Data tied to figure images:
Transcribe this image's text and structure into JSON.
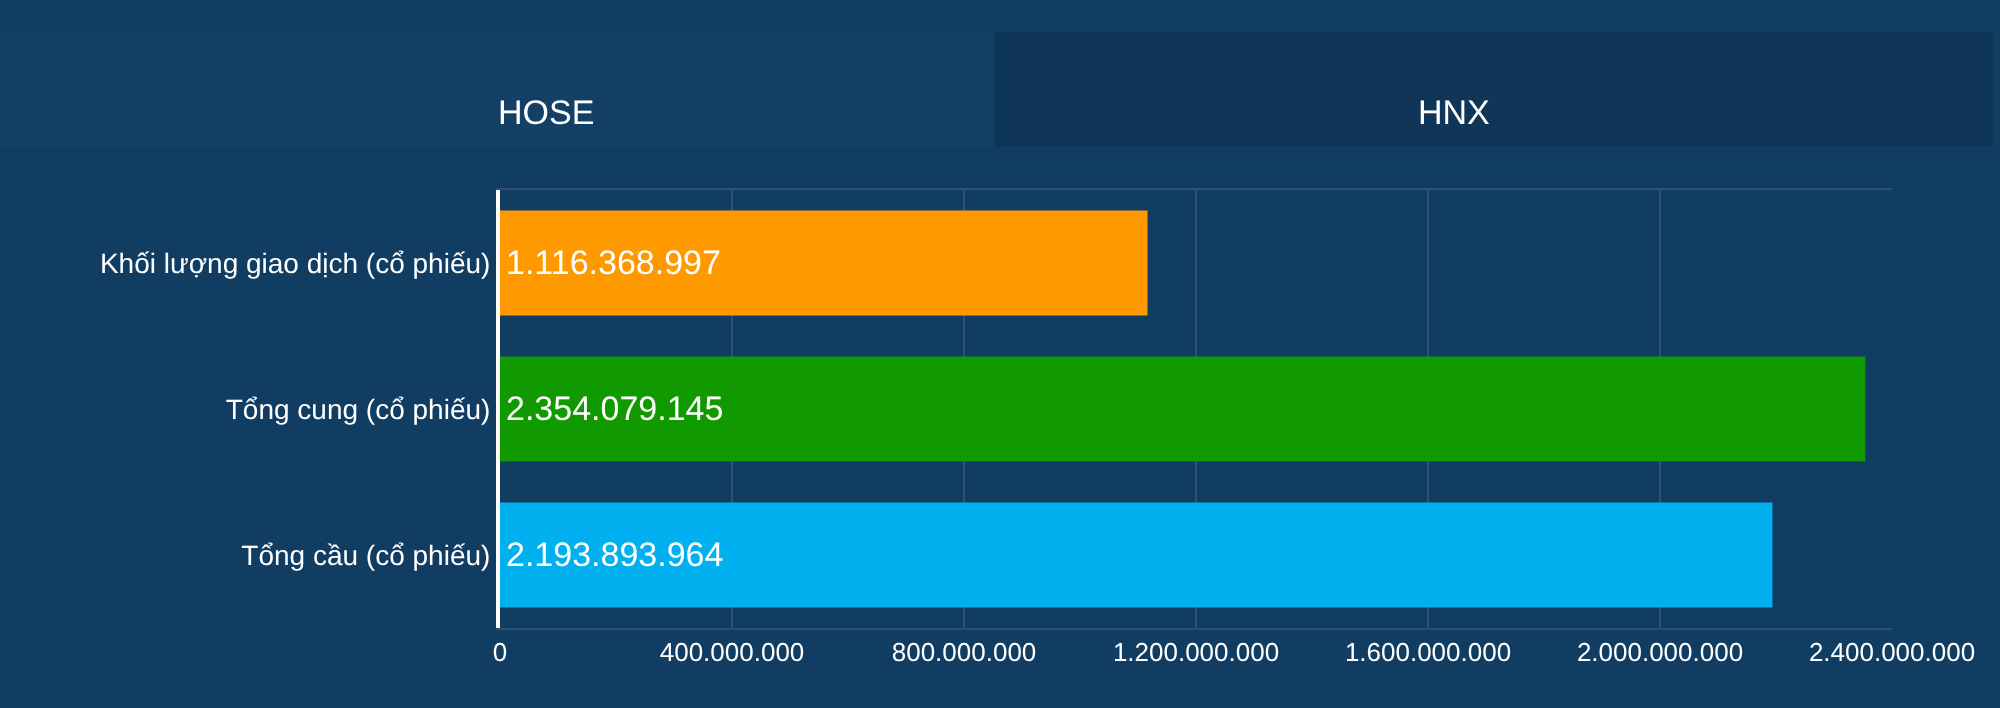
{
  "chart_data": {
    "type": "bar",
    "orientation": "horizontal",
    "categories": [
      "Khối lượng giao dịch (cổ phiếu)",
      "Tổng cung (cổ phiếu)",
      "Tổng cầu (cổ phiếu)"
    ],
    "values": [
      1116368997,
      2354079145,
      2193893964
    ],
    "colors": [
      "#ff9900",
      "#119a00",
      "#00b0ef"
    ],
    "value_labels": [
      "1.116.368.997",
      "2.354.079.145",
      "2.193.893.964"
    ],
    "xlim": [
      0,
      2400000000
    ],
    "xticks": [
      0,
      {
        "value": 400000000,
        "label": "400.000.000"
      },
      {
        "value": 800000000,
        "label": "800.000.000"
      },
      {
        "value": 1200000000,
        "label": "1.200.000.000"
      },
      {
        "value": 1600000000,
        "label": "1.600.000.000"
      },
      {
        "value": 2000000000,
        "label": "2.000.000.000"
      },
      {
        "value": 2400000000,
        "label": "2.400.000.000"
      }
    ],
    "grid": "x",
    "legend": false,
    "annotations": [
      "HOSE",
      "HNX"
    ]
  }
}
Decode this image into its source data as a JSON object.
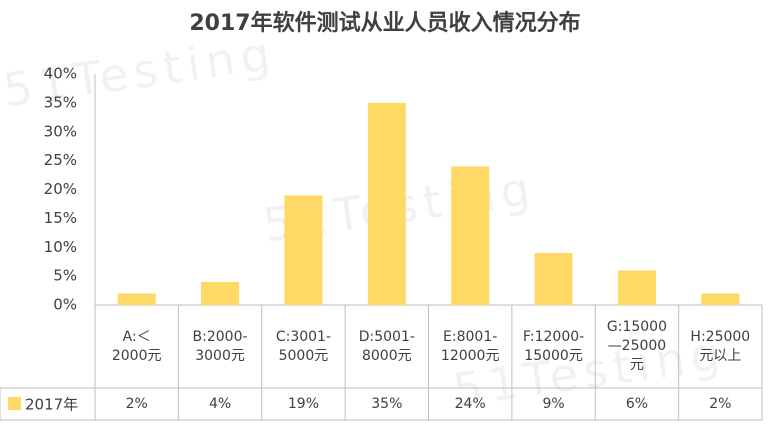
{
  "chart_data": {
    "type": "bar",
    "title": "2017年软件测试从业人员收入情况分布",
    "watermark": "51Testing",
    "categories": [
      "A:＜\n2000元",
      "B:2000-\n3000元",
      "C:3001-\n5000元",
      "D:5001-\n8000元",
      "E:8001-\n12000元",
      "F:12000-\n15000元",
      "G:15000\n—25000\n元",
      "H:25000\n元以上"
    ],
    "series": [
      {
        "name": "2017年",
        "color": "#ffd966",
        "values": [
          2,
          4,
          19,
          35,
          24,
          9,
          6,
          2
        ],
        "value_labels": [
          "2%",
          "4%",
          "19%",
          "35%",
          "24%",
          "9%",
          "6%",
          "2%"
        ]
      }
    ],
    "ylim": [
      0,
      40
    ],
    "yticks": [
      {
        "value": 0,
        "label": "0%"
      },
      {
        "value": 5,
        "label": "5%"
      },
      {
        "value": 10,
        "label": "10%"
      },
      {
        "value": 15,
        "label": "15%"
      },
      {
        "value": 20,
        "label": "20%"
      },
      {
        "value": 25,
        "label": "25%"
      },
      {
        "value": 30,
        "label": "30%"
      },
      {
        "value": 35,
        "label": "35%"
      },
      {
        "value": 40,
        "label": "40%"
      }
    ],
    "grid": false,
    "data_table": true
  }
}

_CHALLENGE_
Gather every line containing the word "JSON" and copy it.

_SOLUTION TO THIS TASK_
Transcribe this image's text and structure into JSON.
Decode this image into its source data as a JSON object.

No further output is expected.